■ Set task
Transcribe all of the material below word for word and leave out its pictures.
--- START Supplied entries ---
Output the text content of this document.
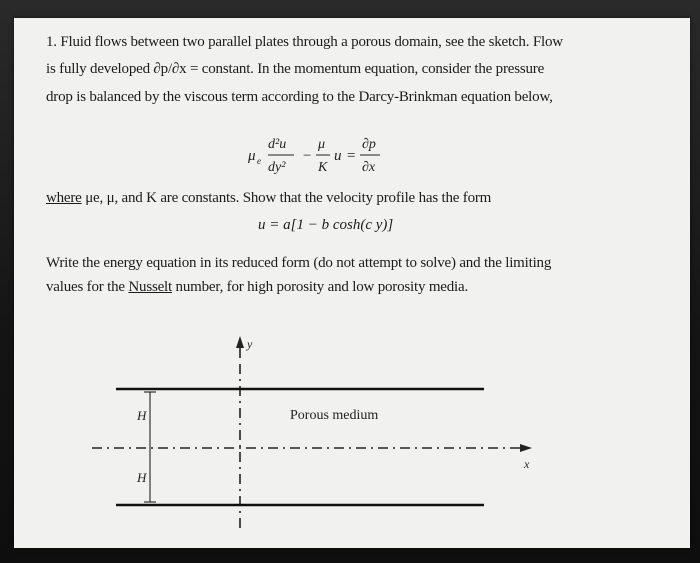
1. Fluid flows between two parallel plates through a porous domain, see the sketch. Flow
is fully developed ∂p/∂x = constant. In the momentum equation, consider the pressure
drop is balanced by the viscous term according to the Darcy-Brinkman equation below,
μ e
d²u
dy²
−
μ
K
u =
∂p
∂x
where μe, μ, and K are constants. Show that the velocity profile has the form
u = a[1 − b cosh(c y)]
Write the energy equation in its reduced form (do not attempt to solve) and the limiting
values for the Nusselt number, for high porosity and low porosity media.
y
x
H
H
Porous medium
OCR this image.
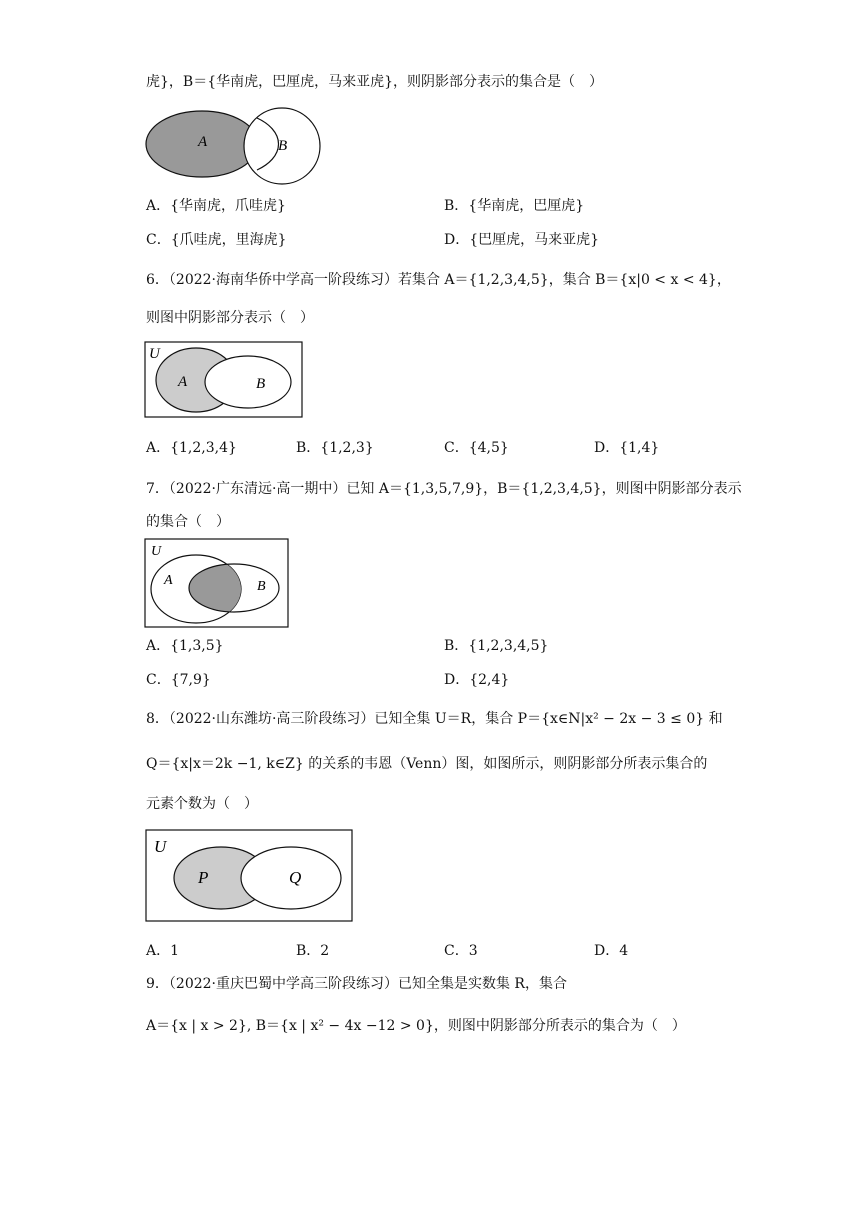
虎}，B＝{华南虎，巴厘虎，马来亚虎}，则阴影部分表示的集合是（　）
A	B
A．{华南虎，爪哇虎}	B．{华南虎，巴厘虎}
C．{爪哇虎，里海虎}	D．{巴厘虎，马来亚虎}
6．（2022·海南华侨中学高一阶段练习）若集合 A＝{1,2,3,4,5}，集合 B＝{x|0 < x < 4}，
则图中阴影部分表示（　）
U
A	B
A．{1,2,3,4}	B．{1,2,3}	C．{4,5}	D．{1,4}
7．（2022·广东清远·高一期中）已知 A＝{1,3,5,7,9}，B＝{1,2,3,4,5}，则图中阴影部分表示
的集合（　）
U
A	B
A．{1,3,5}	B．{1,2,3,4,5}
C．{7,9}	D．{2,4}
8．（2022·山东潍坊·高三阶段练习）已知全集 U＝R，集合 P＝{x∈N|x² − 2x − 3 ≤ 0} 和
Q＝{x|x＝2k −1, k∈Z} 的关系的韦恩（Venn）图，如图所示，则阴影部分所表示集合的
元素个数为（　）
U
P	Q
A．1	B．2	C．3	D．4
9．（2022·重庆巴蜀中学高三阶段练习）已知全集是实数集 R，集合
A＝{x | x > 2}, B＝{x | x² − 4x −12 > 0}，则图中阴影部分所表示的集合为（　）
--- END Supplied entries ---
■ Answer below
Output the text content of this document.
1. Fluid flows between two parallel plates through a porous domain, see the sketch. Flow
is fully developed ∂p/∂x = constant. In the momentum equation, consider the pressure
drop is balanced by the viscous term according to the Darcy-Brinkman equation below,
μ e
d²u
dy²
−
μ
K
u =
∂p
∂x
where μe, μ, and K are constants. Show that the velocity profile has the form
u = a[1 − b cosh(c y)]
Write the energy equation in its reduced form (do not attempt to solve) and the limiting
values for the Nusselt number, for high porosity and low porosity media.
y
x
H
H
Porous medium
OCR this image.
虎}，B＝{华南虎，巴厘虎，马来亚虎}，则阴影部分表示的集合是（　）
A	B
A．{华南虎，爪哇虎}	B．{华南虎，巴厘虎}
C．{爪哇虎，里海虎}	D．{巴厘虎，马来亚虎}
6．（2022·海南华侨中学高一阶段练习）若集合 A＝{1,2,3,4,5}，集合 B＝{x|0 < x < 4}，
则图中阴影部分表示（　）
U
A	B
A．{1,2,3,4}	B．{1,2,3}	C．{4,5}	D．{1,4}
7．（2022·广东清远·高一期中）已知 A＝{1,3,5,7,9}，B＝{1,2,3,4,5}，则图中阴影部分表示
的集合（　）
U
A	B
A．{1,3,5}	B．{1,2,3,4,5}
C．{7,9}	D．{2,4}
8．（2022·山东潍坊·高三阶段练习）已知全集 U＝R，集合 P＝{x∈N|x² − 2x − 3 ≤ 0} 和
Q＝{x|x＝2k −1, k∈Z} 的关系的韦恩（Venn）图，如图所示，则阴影部分所表示集合的
元素个数为（　）
U
P	Q
A．1	B．2	C．3	D．4
9．（2022·重庆巴蜀中学高三阶段练习）已知全集是实数集 R，集合
A＝{x | x > 2}, B＝{x | x² − 4x −12 > 0}，则图中阴影部分所表示的集合为（　）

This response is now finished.